» INPUT FOR THIS TASK:
▶

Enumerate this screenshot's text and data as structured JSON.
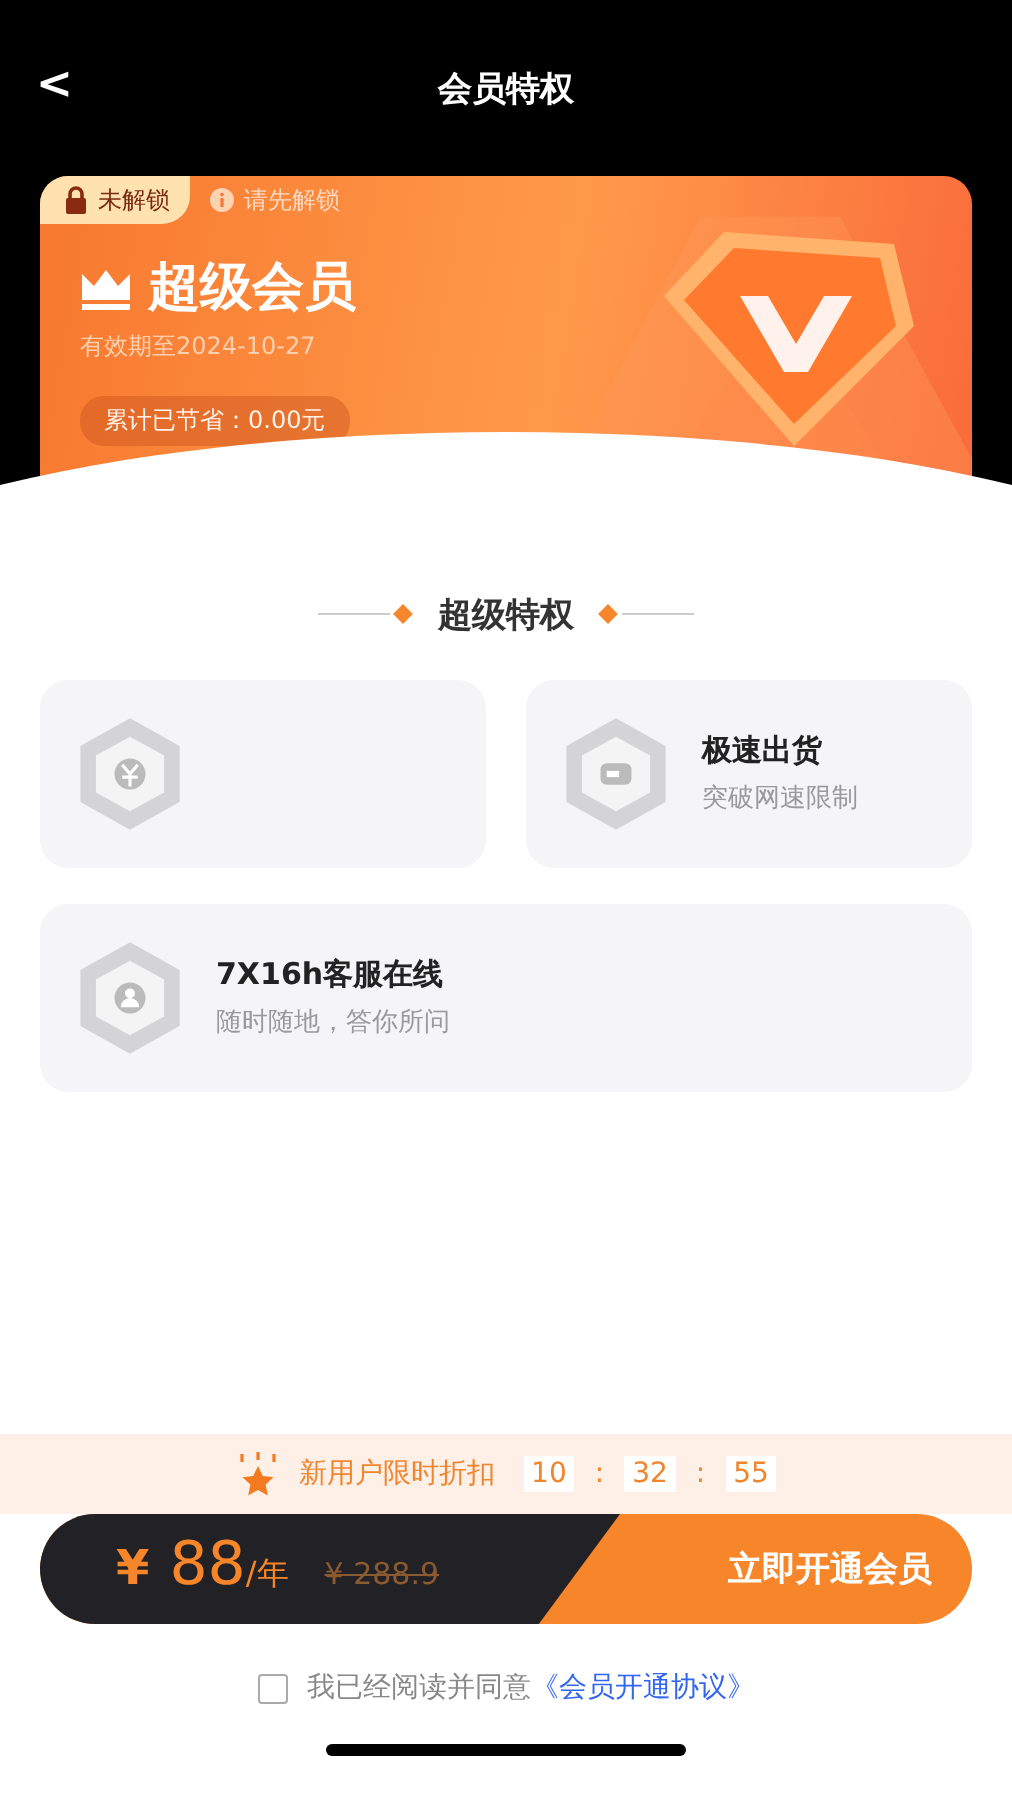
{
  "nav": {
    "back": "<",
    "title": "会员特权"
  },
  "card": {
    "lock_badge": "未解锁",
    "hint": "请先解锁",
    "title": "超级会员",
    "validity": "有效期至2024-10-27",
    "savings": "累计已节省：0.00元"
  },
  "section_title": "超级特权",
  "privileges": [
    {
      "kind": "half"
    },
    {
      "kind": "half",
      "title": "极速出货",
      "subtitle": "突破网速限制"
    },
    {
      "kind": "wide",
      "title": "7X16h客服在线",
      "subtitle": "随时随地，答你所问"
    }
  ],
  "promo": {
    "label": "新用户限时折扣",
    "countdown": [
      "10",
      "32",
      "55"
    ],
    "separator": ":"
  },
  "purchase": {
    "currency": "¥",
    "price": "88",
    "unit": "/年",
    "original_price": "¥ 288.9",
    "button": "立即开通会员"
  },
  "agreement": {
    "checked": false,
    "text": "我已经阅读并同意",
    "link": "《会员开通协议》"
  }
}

◀

» DESCRIPTION OF THE TASK:
Print the whole listing above once more, word for word, without its pictures.

» RESULT BELOW:
Enumerate this screenshot's text and data as structured JSON.
{
  "nav": {
    "back": "<",
    "title": "会员特权"
  },
  "card": {
    "lock_badge": "未解锁",
    "hint": "请先解锁",
    "title": "超级会员",
    "validity": "有效期至2024-10-27",
    "savings": "累计已节省：0.00元"
  },
  "section_title": "超级特权",
  "privileges": [
    {
      "kind": "half"
    },
    {
      "kind": "half",
      "title": "极速出货",
      "subtitle": "突破网速限制"
    },
    {
      "kind": "wide",
      "title": "7X16h客服在线",
      "subtitle": "随时随地，答你所问"
    }
  ],
  "promo": {
    "label": "新用户限时折扣",
    "countdown": [
      "10",
      "32",
      "55"
    ],
    "separator": ":"
  },
  "purchase": {
    "currency": "¥",
    "price": "88",
    "unit": "/年",
    "original_price": "¥ 288.9",
    "button": "立即开通会员"
  },
  "agreement": {
    "checked": false,
    "text": "我已经阅读并同意",
    "link": "《会员开通协议》"
  }
}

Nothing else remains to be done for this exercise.